- [The problem]: In the records, each line holding "Hospital" must be reported.

- [Data to examine]:
--*--

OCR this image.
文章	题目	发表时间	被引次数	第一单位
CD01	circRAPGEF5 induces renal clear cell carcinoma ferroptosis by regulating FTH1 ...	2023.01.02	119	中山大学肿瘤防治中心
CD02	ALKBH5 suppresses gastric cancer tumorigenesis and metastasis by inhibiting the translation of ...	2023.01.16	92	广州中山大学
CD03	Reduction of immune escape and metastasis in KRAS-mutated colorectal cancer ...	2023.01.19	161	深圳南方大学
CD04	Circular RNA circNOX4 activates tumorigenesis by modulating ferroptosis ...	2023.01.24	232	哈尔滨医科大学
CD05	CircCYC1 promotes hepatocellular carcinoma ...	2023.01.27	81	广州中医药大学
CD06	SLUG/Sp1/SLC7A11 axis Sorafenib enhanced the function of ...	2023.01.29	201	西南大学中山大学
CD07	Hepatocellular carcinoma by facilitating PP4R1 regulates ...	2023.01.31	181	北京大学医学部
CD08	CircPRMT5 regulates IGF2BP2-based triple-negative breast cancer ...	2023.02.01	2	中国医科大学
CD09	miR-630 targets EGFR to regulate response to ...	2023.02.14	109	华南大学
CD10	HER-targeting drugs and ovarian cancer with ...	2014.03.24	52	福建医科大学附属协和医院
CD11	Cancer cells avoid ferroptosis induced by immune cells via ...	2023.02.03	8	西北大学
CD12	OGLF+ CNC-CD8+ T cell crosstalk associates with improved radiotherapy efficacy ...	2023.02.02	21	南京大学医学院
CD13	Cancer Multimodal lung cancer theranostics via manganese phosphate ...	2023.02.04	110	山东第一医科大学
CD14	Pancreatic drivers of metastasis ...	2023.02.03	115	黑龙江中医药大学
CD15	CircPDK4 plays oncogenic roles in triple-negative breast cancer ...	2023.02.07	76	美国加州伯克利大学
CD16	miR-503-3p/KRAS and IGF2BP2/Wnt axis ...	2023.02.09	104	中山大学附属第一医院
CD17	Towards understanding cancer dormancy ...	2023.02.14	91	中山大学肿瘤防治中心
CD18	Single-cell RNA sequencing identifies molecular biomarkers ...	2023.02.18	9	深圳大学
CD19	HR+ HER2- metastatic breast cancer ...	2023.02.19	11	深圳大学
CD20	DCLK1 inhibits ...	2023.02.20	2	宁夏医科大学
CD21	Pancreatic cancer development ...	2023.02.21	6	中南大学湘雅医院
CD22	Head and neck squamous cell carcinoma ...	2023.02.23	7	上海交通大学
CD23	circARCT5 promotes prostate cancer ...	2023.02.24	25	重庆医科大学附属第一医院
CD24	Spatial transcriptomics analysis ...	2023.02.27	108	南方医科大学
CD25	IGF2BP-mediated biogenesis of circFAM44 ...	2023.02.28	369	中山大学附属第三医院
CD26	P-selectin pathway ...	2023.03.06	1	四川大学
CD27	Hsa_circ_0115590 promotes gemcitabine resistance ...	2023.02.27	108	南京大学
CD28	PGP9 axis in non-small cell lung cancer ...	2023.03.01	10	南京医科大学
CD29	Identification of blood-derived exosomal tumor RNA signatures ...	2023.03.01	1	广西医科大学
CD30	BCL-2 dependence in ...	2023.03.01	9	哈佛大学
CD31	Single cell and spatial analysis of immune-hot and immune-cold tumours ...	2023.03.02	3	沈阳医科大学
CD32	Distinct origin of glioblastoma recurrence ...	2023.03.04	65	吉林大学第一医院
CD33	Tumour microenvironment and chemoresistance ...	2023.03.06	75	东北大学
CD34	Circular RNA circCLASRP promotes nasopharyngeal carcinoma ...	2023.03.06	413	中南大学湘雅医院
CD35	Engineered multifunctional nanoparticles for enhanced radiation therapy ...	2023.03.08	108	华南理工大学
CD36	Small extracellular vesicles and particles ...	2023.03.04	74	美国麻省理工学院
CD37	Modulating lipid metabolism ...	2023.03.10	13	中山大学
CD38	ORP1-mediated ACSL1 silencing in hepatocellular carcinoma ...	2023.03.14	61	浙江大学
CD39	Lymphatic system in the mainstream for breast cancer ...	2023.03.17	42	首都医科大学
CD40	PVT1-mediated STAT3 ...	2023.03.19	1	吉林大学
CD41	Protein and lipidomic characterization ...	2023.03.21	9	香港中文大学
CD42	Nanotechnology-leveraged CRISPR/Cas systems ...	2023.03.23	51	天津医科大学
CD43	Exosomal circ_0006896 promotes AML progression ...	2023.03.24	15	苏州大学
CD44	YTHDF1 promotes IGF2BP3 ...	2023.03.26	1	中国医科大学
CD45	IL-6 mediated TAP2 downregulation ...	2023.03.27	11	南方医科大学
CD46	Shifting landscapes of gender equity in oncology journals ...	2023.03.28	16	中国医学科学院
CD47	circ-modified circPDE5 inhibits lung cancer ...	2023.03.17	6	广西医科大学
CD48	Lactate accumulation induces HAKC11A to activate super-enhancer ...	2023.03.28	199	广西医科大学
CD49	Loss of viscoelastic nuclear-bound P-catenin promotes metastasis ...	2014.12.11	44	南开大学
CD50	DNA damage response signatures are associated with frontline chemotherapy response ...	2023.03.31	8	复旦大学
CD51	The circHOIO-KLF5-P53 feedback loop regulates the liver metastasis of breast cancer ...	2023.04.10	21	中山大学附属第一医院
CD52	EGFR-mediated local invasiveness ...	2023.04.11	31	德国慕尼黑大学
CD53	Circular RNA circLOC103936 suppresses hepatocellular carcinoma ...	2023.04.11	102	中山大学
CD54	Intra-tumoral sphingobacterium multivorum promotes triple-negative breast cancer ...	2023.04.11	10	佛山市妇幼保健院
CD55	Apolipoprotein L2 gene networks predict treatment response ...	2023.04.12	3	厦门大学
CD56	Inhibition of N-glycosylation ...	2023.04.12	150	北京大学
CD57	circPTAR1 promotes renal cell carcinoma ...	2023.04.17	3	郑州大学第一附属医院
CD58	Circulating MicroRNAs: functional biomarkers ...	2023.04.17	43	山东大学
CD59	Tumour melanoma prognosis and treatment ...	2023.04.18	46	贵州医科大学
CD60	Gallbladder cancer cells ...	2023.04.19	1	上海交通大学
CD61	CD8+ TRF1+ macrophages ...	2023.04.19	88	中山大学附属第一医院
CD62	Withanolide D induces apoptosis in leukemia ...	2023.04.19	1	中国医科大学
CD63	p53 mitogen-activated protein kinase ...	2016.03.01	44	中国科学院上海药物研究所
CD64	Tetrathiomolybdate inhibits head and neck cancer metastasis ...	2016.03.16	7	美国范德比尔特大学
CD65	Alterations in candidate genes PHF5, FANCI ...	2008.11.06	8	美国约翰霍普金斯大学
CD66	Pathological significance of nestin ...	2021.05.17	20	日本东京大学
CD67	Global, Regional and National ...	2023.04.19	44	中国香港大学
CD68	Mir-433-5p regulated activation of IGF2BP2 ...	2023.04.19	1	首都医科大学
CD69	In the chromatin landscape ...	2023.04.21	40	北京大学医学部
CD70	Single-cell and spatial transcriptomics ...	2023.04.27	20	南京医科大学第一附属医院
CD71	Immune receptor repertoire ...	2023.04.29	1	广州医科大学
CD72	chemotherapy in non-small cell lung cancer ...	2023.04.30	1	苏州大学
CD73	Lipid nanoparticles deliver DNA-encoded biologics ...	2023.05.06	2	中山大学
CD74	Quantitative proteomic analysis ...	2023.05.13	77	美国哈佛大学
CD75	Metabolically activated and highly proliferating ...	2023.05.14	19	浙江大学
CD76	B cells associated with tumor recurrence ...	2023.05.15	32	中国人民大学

--*--

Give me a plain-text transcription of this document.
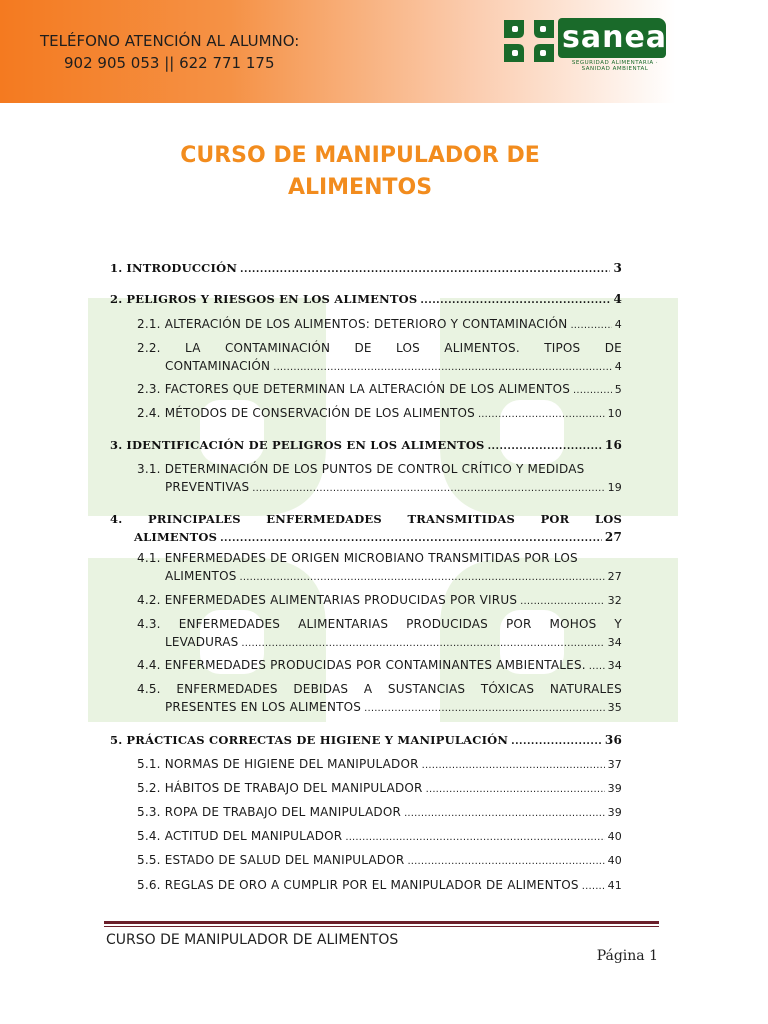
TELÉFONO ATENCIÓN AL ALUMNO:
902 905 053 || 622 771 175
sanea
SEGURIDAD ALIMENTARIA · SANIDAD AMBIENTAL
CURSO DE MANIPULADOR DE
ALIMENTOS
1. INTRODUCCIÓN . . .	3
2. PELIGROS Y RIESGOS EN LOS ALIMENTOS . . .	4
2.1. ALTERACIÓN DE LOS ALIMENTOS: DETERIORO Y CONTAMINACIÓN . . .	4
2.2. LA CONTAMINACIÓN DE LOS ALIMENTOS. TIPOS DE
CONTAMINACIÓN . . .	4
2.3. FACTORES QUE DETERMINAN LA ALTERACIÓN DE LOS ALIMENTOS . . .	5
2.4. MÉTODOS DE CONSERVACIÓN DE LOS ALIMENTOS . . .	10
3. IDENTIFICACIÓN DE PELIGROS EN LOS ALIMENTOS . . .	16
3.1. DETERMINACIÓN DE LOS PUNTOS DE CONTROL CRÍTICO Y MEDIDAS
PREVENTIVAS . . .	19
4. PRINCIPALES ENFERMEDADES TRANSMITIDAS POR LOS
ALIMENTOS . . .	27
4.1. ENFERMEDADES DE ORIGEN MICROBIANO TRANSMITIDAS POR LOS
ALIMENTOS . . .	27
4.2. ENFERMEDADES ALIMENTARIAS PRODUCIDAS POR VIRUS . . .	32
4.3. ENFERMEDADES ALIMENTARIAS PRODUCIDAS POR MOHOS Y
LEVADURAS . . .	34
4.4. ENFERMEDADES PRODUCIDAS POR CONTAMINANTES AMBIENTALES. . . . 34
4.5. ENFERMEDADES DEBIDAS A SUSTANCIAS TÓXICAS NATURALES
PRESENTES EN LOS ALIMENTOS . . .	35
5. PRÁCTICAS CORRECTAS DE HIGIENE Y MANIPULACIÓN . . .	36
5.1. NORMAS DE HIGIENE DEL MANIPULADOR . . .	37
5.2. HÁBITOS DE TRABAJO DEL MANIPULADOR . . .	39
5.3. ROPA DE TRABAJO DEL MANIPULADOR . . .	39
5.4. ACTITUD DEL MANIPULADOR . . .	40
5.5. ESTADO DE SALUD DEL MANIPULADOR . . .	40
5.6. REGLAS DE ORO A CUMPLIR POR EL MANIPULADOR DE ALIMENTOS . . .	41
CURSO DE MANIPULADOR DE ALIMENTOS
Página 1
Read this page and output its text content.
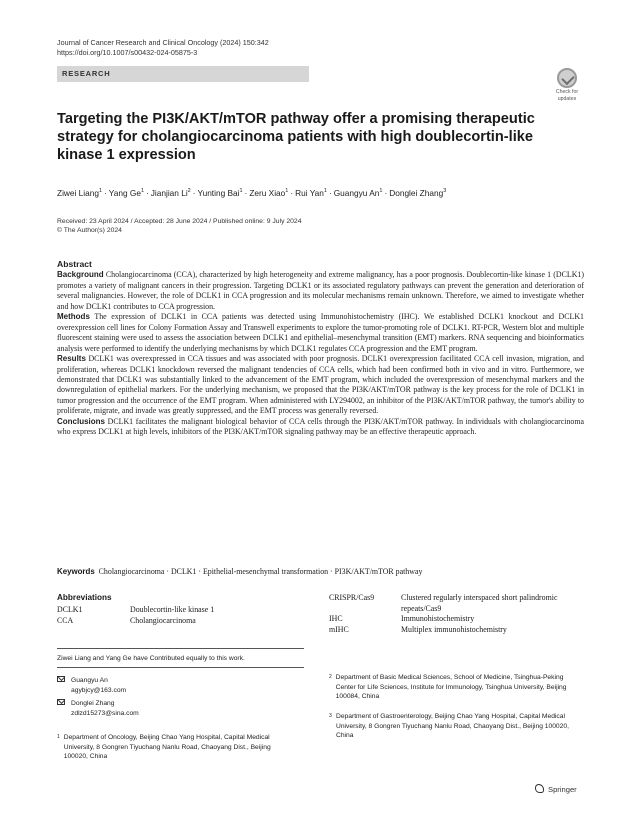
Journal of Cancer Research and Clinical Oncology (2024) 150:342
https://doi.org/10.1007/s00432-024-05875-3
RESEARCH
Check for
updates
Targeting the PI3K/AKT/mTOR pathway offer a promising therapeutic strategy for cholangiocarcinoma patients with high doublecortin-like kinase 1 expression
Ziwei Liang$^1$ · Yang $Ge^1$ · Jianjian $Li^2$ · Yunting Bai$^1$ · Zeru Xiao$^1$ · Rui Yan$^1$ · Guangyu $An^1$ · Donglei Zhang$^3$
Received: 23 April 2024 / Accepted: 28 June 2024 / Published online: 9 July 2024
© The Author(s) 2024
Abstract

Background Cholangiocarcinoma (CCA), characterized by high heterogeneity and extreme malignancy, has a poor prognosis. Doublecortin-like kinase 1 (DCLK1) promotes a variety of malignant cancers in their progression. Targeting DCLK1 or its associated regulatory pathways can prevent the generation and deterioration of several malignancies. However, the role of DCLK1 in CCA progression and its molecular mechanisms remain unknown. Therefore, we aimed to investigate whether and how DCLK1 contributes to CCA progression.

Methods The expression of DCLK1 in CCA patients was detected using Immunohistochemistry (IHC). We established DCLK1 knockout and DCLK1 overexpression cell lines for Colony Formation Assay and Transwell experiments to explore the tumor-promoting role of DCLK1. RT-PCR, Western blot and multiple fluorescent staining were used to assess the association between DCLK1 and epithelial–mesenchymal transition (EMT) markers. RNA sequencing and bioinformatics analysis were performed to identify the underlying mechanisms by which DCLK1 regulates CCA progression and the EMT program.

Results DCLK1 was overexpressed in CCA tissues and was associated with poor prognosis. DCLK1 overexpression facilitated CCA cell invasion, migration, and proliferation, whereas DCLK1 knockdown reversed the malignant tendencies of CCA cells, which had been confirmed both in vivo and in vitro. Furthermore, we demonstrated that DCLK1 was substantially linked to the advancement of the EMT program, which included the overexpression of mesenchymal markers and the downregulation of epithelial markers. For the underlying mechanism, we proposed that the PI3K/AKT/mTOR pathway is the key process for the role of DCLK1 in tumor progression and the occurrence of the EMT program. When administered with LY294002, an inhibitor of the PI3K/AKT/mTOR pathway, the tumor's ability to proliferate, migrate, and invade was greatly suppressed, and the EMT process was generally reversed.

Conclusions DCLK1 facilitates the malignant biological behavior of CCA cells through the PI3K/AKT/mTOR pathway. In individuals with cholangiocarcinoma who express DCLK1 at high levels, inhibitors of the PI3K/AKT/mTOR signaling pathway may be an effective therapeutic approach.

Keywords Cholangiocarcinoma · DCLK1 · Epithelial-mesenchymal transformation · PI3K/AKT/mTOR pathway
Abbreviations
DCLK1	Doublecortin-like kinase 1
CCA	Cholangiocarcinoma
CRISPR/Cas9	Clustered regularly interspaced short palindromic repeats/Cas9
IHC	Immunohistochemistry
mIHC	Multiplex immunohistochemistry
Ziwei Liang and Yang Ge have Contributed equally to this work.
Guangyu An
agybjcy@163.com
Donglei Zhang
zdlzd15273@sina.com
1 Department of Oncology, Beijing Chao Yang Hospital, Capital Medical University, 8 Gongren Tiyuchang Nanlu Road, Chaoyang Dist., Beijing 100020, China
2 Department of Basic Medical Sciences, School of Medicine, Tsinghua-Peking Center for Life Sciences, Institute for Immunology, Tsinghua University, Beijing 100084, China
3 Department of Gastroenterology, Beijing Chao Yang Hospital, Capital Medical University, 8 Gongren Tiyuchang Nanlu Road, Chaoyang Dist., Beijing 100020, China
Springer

--*--

- [Solution for this exercise]:
1 Department of Oncology, Beijing Chao Yang Hospital, Capital Medical University, 8 Gongren Tiyuchang Nanlu Road, Chaoyang Dist., Beijing 100020, China
3 Department of Gastroenterology, Beijing Chao Yang Hospital, Capital Medical University, 8 Gongren Tiyuchang Nanlu Road, Chaoyang Dist., Beijing 100020, China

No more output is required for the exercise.